The task.
Of the lines in the entries, how many hold the word "this"? Give that number alone.
## START Provided records
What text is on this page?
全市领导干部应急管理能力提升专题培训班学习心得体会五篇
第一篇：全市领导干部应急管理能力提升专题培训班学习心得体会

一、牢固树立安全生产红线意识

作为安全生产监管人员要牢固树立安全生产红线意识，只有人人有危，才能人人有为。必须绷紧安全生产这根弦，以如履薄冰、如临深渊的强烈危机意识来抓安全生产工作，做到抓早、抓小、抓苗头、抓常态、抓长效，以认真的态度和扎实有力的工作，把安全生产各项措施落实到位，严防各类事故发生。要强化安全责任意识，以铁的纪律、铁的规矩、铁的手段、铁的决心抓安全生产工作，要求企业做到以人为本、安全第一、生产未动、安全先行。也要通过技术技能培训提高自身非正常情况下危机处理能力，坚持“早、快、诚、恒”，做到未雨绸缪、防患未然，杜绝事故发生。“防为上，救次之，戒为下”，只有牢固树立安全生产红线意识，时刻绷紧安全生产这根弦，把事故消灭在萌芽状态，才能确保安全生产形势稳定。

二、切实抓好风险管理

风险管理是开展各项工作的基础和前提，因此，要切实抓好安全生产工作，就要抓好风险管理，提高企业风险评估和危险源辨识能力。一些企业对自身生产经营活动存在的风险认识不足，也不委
## END Provided records
## START Provided records
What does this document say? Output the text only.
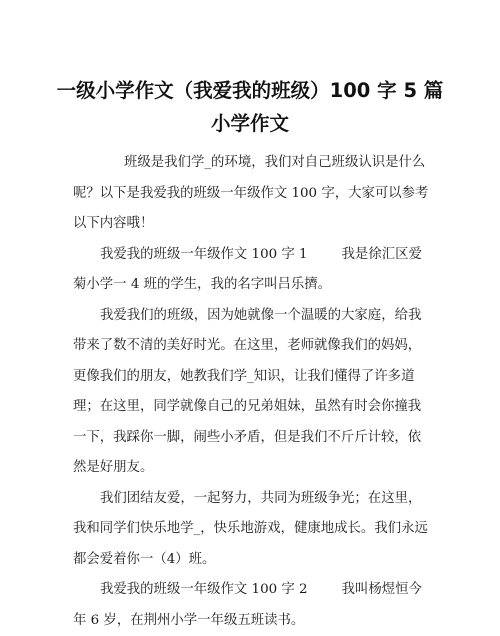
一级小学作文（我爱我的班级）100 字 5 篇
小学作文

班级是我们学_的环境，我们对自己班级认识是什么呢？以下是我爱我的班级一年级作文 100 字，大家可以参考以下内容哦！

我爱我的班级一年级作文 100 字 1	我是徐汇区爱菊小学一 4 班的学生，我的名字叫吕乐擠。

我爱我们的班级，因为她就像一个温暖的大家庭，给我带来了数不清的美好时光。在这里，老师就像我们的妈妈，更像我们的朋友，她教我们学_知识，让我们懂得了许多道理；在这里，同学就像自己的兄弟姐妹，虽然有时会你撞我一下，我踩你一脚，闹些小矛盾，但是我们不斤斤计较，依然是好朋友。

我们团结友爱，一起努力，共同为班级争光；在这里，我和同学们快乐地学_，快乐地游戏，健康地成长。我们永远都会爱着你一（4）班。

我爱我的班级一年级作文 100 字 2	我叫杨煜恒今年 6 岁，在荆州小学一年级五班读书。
## END Provided records
Written answer.
2